Short problem> Return the records unchanged, beginning at their first line and stopping after the line that contains "model-value: BassDrum xyxy=(63,30,81,35)".

Records of labeled boxes:
[Begin]
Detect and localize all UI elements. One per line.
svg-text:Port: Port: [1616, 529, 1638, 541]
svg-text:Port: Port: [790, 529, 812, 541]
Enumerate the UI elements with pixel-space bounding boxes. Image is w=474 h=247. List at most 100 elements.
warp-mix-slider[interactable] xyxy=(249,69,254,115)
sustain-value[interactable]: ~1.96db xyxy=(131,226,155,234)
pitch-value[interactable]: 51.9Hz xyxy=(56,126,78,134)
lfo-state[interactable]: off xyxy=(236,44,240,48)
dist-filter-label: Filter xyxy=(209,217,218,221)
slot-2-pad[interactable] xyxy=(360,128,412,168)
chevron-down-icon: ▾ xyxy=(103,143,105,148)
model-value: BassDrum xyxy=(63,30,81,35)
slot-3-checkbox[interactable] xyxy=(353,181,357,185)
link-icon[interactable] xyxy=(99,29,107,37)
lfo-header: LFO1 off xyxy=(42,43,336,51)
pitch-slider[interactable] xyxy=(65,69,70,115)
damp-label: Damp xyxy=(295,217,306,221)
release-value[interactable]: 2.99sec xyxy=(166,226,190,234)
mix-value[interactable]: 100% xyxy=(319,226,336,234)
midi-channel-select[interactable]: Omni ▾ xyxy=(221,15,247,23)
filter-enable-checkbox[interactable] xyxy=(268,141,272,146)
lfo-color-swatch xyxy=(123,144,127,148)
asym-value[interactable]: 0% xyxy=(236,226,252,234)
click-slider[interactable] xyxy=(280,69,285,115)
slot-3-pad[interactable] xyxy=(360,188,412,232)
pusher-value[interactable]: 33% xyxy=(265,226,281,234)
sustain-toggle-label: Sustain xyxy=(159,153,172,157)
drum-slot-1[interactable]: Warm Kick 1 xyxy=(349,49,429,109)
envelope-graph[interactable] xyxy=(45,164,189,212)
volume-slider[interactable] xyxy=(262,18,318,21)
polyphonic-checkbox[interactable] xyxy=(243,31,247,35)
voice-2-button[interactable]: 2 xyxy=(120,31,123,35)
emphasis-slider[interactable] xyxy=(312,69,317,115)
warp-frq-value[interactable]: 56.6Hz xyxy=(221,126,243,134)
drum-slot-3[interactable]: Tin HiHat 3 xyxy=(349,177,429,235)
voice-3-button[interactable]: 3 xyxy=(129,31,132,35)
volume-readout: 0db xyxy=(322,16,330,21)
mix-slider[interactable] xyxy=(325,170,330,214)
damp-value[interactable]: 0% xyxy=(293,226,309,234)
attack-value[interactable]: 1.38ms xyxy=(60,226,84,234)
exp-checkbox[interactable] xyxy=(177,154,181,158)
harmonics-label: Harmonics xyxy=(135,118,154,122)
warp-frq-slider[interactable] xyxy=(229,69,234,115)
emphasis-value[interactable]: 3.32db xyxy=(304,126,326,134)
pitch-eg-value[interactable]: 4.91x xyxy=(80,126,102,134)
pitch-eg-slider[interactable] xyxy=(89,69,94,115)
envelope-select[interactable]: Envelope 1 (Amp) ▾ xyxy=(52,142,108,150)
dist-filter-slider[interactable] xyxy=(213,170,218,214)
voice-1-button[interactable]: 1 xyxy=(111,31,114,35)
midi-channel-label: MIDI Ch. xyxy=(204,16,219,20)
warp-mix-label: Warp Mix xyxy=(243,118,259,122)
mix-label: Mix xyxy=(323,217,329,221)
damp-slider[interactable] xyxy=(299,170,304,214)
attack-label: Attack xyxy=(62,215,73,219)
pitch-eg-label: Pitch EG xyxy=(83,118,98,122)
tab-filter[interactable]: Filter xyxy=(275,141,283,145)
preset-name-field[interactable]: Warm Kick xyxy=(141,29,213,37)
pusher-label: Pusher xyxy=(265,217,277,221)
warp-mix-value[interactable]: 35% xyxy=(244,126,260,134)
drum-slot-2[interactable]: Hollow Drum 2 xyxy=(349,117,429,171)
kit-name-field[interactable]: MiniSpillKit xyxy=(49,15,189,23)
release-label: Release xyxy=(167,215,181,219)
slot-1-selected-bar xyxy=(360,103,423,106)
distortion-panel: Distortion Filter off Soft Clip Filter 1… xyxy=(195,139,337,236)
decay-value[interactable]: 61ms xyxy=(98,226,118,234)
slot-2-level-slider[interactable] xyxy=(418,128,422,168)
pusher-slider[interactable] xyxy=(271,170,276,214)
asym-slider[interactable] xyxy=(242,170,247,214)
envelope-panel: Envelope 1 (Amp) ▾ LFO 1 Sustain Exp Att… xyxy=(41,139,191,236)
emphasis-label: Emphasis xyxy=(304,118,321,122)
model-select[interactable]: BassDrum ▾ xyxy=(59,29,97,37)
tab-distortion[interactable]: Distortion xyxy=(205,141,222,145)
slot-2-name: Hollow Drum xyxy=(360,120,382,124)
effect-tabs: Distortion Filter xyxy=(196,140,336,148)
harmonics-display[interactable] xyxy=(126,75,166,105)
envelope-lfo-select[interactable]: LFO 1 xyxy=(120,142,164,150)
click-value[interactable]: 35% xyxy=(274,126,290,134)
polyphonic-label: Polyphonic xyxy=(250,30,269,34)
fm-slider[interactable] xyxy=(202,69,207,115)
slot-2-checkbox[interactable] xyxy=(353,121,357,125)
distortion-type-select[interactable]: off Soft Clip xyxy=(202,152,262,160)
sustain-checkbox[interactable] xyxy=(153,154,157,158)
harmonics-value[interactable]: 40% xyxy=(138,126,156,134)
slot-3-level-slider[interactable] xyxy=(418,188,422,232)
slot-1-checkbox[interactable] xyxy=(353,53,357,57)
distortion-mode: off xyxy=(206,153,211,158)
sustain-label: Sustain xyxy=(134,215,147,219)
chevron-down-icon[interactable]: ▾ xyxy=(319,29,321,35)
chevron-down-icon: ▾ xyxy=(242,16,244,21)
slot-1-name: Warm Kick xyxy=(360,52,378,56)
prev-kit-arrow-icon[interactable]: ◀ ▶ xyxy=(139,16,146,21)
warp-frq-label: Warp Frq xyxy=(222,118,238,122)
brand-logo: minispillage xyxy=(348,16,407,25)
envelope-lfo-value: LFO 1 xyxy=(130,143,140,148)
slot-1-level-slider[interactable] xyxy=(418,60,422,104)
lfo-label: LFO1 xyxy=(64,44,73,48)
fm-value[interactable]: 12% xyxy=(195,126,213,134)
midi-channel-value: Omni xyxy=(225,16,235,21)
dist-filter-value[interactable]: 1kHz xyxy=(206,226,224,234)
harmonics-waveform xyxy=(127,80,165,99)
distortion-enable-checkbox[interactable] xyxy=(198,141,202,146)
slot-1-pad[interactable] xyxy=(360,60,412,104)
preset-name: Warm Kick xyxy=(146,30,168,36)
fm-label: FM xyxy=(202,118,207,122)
[End]
Reply>
Detect and localize all UI elements. One per line.
svg-text:Port: Port: [1616, 529, 1638, 541]
svg-text:Port: Port: [790, 529, 812, 541]
Enumerate the UI elements with pixel-space bounding boxes. Image is w=474 h=247. List at most 100 elements.
warp-mix-slider[interactable] xyxy=(249,69,254,115)
sustain-value[interactable]: ~1.96db xyxy=(131,226,155,234)
pitch-value[interactable]: 51.9Hz xyxy=(56,126,78,134)
lfo-state[interactable]: off xyxy=(236,44,240,48)
dist-filter-label: Filter xyxy=(209,217,218,221)
slot-2-pad[interactable] xyxy=(360,128,412,168)
chevron-down-icon: ▾ xyxy=(103,143,105,148)
model-value: BassDrum xyxy=(63,30,81,35)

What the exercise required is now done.